▶ [Stated exercise]: Lines containing the word "disco" are to be located and copied.

▶ [Records for processing]:
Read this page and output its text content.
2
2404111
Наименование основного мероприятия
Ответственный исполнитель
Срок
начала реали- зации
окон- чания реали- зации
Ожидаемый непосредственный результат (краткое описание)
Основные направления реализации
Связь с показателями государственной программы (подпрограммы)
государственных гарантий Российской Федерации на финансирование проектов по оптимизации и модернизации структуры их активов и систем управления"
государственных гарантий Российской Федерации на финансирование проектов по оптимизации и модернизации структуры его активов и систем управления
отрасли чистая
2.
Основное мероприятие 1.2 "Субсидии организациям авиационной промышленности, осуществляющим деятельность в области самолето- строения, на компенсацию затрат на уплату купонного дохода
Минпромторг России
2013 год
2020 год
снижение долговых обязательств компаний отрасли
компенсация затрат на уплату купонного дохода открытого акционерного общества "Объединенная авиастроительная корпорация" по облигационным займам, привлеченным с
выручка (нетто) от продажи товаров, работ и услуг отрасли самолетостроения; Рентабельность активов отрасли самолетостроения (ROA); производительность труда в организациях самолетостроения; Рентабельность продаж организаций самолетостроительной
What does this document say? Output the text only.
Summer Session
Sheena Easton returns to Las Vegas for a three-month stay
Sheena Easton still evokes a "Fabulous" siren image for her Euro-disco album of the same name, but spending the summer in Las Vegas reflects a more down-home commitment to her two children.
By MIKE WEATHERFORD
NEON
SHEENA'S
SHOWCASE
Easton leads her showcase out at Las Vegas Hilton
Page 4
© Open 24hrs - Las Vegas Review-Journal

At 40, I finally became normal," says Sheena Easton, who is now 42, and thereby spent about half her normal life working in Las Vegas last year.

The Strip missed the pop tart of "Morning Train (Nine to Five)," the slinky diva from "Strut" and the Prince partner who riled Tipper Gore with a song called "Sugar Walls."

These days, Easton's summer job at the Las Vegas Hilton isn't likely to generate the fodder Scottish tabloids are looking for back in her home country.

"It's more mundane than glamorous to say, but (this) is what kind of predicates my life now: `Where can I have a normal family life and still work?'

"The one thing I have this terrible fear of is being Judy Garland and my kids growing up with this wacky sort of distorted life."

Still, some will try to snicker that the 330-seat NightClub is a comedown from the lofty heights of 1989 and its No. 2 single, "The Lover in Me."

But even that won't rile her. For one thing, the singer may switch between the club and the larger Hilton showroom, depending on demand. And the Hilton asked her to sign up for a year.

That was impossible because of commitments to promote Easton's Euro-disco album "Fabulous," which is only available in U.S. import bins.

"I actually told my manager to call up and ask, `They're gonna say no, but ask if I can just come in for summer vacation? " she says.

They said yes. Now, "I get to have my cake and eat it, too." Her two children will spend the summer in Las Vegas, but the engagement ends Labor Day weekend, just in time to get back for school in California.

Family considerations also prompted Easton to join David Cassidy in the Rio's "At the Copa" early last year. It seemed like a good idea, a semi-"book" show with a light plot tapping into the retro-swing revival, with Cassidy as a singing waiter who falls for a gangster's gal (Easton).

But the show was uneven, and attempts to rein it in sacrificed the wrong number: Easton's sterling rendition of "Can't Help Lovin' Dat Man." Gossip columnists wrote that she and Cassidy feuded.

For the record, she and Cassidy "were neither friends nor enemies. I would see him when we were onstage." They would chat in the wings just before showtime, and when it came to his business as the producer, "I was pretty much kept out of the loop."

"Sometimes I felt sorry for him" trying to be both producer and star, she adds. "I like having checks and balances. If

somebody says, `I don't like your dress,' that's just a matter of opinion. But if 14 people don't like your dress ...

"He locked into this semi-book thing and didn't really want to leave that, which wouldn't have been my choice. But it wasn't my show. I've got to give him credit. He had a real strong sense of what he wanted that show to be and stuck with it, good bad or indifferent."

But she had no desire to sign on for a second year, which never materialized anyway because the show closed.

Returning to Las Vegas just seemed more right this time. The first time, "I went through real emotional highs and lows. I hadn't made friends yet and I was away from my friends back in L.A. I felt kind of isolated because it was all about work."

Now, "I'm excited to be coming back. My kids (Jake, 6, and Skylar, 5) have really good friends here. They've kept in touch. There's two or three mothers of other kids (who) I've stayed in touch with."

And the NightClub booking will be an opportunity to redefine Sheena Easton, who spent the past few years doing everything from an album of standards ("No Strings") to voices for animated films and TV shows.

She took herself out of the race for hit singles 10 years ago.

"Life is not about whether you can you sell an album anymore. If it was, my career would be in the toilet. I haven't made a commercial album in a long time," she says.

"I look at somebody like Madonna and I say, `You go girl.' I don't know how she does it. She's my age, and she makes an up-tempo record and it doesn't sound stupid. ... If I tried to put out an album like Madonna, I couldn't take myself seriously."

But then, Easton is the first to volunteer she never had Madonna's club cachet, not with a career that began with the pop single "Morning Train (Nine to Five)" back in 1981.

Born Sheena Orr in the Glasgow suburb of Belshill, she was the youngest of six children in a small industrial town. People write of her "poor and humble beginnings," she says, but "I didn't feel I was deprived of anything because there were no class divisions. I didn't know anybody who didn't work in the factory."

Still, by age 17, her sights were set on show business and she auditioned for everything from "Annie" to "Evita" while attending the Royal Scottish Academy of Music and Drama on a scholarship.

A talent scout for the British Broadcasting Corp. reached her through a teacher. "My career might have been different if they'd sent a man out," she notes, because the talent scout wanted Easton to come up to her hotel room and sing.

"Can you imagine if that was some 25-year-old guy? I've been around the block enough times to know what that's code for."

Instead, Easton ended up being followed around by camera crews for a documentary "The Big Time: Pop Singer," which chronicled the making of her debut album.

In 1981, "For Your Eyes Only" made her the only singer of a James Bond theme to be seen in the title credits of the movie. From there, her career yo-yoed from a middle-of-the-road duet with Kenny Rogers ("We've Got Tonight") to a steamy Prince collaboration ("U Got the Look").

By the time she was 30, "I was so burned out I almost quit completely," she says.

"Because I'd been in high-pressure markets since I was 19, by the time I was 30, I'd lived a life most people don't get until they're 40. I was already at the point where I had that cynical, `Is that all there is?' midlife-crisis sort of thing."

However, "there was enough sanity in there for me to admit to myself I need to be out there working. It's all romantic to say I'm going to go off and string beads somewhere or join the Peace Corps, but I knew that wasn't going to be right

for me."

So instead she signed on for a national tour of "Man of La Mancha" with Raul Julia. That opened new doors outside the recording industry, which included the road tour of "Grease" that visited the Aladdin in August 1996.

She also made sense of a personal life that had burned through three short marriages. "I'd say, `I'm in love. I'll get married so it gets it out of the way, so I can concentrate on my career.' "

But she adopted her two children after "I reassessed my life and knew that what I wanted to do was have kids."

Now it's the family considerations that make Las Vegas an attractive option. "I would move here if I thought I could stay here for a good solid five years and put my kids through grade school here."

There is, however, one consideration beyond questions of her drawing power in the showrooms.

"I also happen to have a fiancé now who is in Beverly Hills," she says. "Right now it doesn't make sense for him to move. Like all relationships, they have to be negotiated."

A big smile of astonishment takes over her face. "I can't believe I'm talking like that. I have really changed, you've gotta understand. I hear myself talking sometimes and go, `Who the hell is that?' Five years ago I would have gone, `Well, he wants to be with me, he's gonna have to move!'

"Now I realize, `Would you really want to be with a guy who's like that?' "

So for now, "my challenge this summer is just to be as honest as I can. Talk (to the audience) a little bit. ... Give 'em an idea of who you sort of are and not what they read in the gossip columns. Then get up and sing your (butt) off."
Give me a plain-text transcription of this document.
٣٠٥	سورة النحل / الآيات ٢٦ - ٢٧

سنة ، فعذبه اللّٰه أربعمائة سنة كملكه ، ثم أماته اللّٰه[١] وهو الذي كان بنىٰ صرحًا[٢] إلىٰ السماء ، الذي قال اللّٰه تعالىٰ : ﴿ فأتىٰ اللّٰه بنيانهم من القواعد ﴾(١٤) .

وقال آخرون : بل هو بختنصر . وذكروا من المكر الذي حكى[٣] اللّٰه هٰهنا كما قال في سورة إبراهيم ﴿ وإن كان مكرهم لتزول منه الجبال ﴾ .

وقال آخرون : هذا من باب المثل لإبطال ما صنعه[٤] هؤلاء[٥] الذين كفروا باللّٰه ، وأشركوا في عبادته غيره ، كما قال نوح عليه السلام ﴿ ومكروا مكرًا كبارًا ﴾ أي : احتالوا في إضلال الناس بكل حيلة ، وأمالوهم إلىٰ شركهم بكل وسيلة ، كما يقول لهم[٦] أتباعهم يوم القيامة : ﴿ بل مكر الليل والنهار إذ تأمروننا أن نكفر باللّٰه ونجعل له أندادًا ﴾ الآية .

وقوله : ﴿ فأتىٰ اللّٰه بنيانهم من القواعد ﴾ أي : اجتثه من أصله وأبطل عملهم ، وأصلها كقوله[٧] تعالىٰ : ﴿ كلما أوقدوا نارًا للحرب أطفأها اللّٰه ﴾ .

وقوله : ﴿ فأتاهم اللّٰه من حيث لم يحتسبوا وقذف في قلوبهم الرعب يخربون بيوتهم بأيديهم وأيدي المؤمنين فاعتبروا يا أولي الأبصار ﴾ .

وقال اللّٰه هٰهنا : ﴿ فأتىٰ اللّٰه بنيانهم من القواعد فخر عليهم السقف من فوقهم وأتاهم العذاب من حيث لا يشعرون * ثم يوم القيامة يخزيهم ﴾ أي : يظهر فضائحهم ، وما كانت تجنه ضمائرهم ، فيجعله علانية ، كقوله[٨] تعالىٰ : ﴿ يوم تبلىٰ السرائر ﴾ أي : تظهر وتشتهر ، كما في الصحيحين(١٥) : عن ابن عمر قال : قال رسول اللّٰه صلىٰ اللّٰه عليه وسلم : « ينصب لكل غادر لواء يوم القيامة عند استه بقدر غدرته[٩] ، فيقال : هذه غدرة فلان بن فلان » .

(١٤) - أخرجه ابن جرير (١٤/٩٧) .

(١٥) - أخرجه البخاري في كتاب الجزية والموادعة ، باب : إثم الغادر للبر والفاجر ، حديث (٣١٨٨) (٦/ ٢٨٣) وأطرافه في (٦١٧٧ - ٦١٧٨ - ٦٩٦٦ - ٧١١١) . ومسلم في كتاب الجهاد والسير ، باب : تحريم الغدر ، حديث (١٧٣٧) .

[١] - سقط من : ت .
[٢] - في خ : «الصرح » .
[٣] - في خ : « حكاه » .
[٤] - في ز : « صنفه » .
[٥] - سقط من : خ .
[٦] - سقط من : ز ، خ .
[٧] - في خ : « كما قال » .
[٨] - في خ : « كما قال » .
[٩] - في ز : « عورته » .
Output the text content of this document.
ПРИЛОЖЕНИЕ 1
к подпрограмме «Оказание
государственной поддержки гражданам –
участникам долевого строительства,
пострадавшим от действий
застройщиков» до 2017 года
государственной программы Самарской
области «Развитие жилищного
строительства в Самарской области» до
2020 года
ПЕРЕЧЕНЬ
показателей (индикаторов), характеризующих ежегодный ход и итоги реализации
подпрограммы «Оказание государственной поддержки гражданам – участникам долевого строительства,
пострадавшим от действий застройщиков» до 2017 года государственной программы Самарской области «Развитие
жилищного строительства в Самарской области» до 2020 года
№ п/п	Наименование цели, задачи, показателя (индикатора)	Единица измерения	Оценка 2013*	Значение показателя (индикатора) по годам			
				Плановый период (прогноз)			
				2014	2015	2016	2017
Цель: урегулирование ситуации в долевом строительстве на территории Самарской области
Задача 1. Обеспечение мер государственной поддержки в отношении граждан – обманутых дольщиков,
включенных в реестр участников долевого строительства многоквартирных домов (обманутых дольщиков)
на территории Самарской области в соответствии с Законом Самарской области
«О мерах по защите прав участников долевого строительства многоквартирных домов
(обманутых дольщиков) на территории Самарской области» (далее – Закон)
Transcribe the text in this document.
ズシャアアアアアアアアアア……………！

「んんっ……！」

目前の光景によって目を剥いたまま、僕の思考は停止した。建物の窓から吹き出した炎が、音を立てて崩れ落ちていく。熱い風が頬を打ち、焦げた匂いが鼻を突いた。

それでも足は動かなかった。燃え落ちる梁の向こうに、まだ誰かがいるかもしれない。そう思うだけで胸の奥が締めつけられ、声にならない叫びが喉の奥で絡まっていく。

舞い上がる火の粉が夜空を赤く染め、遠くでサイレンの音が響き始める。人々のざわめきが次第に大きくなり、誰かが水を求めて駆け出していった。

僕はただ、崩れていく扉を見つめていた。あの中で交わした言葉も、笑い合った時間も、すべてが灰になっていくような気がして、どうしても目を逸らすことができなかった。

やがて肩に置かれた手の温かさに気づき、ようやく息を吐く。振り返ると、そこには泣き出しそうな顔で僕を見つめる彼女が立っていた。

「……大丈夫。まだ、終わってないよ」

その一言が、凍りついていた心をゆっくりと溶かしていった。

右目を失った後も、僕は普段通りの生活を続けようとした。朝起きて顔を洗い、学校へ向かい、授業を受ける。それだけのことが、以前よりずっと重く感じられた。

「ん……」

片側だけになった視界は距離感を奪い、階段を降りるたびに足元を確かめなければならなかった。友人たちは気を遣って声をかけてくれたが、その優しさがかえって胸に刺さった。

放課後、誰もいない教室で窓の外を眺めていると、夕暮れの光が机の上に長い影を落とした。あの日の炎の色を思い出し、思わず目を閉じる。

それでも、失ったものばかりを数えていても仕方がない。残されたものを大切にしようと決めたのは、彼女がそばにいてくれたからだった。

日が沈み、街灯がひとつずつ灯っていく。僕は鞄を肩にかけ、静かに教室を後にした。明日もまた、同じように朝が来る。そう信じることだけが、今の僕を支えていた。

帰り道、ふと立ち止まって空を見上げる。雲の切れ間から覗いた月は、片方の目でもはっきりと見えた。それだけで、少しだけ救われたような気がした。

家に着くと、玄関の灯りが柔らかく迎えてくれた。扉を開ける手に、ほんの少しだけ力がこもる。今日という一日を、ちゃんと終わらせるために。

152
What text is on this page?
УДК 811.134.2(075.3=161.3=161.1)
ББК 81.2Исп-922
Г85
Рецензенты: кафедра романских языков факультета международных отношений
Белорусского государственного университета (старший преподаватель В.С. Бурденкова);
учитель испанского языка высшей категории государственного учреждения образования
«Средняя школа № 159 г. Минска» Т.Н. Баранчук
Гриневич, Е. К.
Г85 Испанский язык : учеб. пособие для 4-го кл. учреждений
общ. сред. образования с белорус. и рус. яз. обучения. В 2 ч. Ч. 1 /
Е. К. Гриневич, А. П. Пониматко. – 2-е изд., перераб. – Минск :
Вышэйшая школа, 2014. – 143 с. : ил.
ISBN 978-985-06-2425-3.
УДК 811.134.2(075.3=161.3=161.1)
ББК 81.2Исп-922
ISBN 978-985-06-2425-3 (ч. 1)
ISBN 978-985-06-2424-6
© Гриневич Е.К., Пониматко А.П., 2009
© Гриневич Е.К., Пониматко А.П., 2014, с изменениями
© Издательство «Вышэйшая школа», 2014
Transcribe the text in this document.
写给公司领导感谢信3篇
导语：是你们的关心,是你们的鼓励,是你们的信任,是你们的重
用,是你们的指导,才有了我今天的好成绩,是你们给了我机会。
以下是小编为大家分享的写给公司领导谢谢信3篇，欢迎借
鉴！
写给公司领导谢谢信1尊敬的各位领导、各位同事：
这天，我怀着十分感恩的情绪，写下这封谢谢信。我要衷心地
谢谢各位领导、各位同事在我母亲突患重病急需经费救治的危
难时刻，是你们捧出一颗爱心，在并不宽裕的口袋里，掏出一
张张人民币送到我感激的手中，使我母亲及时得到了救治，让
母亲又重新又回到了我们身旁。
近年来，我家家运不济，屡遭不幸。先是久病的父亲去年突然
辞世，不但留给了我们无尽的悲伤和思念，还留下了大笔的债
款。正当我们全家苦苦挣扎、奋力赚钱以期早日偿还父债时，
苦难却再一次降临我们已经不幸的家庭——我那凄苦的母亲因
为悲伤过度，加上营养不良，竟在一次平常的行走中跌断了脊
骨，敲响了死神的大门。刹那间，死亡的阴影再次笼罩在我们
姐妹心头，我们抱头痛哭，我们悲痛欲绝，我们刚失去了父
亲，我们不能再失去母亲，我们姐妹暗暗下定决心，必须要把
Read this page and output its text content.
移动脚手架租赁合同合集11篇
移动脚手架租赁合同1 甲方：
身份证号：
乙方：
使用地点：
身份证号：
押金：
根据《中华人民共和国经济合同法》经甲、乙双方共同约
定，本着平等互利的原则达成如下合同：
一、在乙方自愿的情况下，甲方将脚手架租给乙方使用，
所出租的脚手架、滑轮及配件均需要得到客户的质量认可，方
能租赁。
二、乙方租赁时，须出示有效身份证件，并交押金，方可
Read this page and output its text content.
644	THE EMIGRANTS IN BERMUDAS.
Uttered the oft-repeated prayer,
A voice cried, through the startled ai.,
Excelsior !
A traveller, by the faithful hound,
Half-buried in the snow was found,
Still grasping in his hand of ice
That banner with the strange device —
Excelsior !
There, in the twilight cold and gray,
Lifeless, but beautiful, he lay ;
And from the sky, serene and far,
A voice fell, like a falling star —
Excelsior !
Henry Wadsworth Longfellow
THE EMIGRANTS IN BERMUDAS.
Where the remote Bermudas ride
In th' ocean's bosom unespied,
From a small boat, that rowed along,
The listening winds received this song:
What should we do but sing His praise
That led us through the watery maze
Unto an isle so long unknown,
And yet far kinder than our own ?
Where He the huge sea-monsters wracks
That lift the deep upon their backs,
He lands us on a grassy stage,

▶ [Exercise solution]:
Sheena Easton still evokes a "Fabulous" siren image for her Euro-disco album of the same name, but spending the summer in Las Vegas reflects a more down-home commitment to her two children.
That was impossible because of commitments to promote Easton's Euro-disco album "Fabulous," which is only available in U.S. import bins.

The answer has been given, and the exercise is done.